- TASK INSTRUCTIONS
Print out the material that follows word for word.

- DATA FOR THIS TASK
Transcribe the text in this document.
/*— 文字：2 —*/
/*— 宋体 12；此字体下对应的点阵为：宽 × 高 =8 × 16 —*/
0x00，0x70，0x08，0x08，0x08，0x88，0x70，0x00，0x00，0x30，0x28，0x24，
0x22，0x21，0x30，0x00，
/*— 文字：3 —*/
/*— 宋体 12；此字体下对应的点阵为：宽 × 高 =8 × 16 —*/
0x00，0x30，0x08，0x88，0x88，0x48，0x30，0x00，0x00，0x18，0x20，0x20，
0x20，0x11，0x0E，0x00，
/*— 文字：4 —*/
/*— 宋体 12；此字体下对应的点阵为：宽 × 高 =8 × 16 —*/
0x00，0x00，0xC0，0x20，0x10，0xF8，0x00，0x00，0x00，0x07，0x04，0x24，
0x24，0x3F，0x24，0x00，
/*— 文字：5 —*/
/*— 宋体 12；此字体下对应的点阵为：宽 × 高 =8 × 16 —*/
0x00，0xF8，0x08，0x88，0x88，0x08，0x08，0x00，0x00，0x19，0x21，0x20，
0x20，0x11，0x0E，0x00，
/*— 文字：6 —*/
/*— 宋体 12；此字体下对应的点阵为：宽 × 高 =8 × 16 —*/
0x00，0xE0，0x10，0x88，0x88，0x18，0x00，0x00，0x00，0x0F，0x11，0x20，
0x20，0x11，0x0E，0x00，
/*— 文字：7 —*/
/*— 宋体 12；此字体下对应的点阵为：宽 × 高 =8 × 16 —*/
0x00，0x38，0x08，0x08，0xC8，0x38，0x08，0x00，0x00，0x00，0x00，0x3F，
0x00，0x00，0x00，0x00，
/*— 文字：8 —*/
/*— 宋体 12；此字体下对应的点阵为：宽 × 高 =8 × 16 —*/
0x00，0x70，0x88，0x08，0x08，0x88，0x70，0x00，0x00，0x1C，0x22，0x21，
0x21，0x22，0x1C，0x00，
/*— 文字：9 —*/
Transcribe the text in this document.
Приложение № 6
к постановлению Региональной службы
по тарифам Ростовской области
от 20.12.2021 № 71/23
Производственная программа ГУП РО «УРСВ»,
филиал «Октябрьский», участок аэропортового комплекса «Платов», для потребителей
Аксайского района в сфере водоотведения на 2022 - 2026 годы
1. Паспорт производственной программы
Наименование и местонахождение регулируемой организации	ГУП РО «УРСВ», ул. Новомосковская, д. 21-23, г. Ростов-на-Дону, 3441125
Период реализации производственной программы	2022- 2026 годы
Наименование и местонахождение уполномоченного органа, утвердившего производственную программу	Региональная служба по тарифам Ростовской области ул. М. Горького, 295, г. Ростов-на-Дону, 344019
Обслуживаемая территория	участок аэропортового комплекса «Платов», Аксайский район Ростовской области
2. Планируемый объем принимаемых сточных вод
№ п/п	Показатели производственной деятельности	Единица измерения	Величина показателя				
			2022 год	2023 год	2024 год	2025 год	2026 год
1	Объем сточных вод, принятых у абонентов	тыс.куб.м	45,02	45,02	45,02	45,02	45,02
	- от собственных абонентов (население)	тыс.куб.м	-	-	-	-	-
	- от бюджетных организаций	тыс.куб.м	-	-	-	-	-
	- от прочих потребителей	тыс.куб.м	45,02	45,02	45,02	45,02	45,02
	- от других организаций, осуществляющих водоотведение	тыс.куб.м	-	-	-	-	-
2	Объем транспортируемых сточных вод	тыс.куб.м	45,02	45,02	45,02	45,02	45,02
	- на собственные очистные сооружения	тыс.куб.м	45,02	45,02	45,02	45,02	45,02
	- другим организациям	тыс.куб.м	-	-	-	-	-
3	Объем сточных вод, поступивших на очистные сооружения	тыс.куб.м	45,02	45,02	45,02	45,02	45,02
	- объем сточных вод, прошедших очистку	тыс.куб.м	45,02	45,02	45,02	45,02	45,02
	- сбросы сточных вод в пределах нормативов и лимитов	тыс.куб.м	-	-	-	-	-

- RESPONSE
Transcribe the text in this document.
/*— 文字：2 —*/
/*— 宋体 12；此字体下对应的点阵为：宽 × 高 =8 × 16 —*/
0x00，0x70，0x08，0x08，0x08，0x88，0x70，0x00，0x00，0x30，0x28，0x24，
0x22，0x21，0x30，0x00，
/*— 文字：3 —*/
/*— 宋体 12；此字体下对应的点阵为：宽 × 高 =8 × 16 —*/
0x00，0x30，0x08，0x88，0x88，0x48，0x30，0x00，0x00，0x18，0x20，0x20，
0x20，0x11，0x0E，0x00，
/*— 文字：4 —*/
/*— 宋体 12；此字体下对应的点阵为：宽 × 高 =8 × 16 —*/
0x00，0x00，0xC0，0x20，0x10，0xF8，0x00，0x00，0x00，0x07，0x04，0x24，
0x24，0x3F，0x24，0x00，
/*— 文字：5 —*/
/*— 宋体 12；此字体下对应的点阵为：宽 × 高 =8 × 16 —*/
0x00，0xF8，0x08，0x88，0x88，0x08，0x08，0x00，0x00，0x19，0x21，0x20，
0x20，0x11，0x0E，0x00，
/*— 文字：6 —*/
/*— 宋体 12；此字体下对应的点阵为：宽 × 高 =8 × 16 —*/
0x00，0xE0，0x10，0x88，0x88，0x18，0x00，0x00，0x00，0x0F，0x11，0x20，
0x20，0x11，0x0E，0x00，
/*— 文字：7 —*/
/*— 宋体 12；此字体下对应的点阵为：宽 × 高 =8 × 16 —*/
0x00，0x38，0x08，0x08，0xC8，0x38，0x08，0x00，0x00，0x00，0x00，0x3F，
0x00，0x00，0x00，0x00，
/*— 文字：8 —*/
/*— 宋体 12；此字体下对应的点阵为：宽 × 高 =8 × 16 —*/
0x00，0x70，0x88，0x08，0x08，0x88，0x70，0x00，0x00，0x1C，0x22，0x21，
0x21，0x22，0x1C，0x00，
/*— 文字：9 —*/
Transcribe the text in this document.
Приложение № 6
к постановлению Региональной службы
по тарифам Ростовской области
от 20.12.2021 № 71/23
Производственная программа ГУП РО «УРСВ»,
филиал «Октябрьский», участок аэропортового комплекса «Платов», для потребителей
Аксайского района в сфере водоотведения на 2022 - 2026 годы
1. Паспорт производственной программы
Наименование и местонахождение регулируемой организации	ГУП РО «УРСВ», ул. Новомосковская, д. 21-23, г. Ростов-на-Дону, 3441125
Период реализации производственной программы	2022- 2026 годы
Наименование и местонахождение уполномоченного органа, утвердившего производственную программу	Региональная служба по тарифам Ростовской области ул. М. Горького, 295, г. Ростов-на-Дону, 344019
Обслуживаемая территория	участок аэропортового комплекса «Платов», Аксайский район Ростовской области
2. Планируемый объем принимаемых сточных вод
№ п/п	Показатели производственной деятельности	Единица измерения	Величина показателя				
			2022 год	2023 год	2024 год	2025 год	2026 год
1	Объем сточных вод, принятых у абонентов	тыс.куб.м	45,02	45,02	45,02	45,02	45,02
	- от собственных абонентов (население)	тыс.куб.м	-	-	-	-	-
	- от бюджетных организаций	тыс.куб.м	-	-	-	-	-
	- от прочих потребителей	тыс.куб.м	45,02	45,02	45,02	45,02	45,02
	- от других организаций, осуществляющих водоотведение	тыс.куб.м	-	-	-	-	-
2	Объем транспортируемых сточных вод	тыс.куб.м	45,02	45,02	45,02	45,02	45,02
	- на собственные очистные сооружения	тыс.куб.м	45,02	45,02	45,02	45,02	45,02
	- другим организациям	тыс.куб.м	-	-	-	-	-
3	Объем сточных вод, поступивших на очистные сооружения	тыс.куб.м	45,02	45,02	45,02	45,02	45,02
	- объем сточных вод, прошедших очистку	тыс.куб.м	45,02	45,02	45,02	45,02	45,02
	- сбросы сточных вод в пределах нормативов и лимитов	тыс.куб.м	-	-	-	-	-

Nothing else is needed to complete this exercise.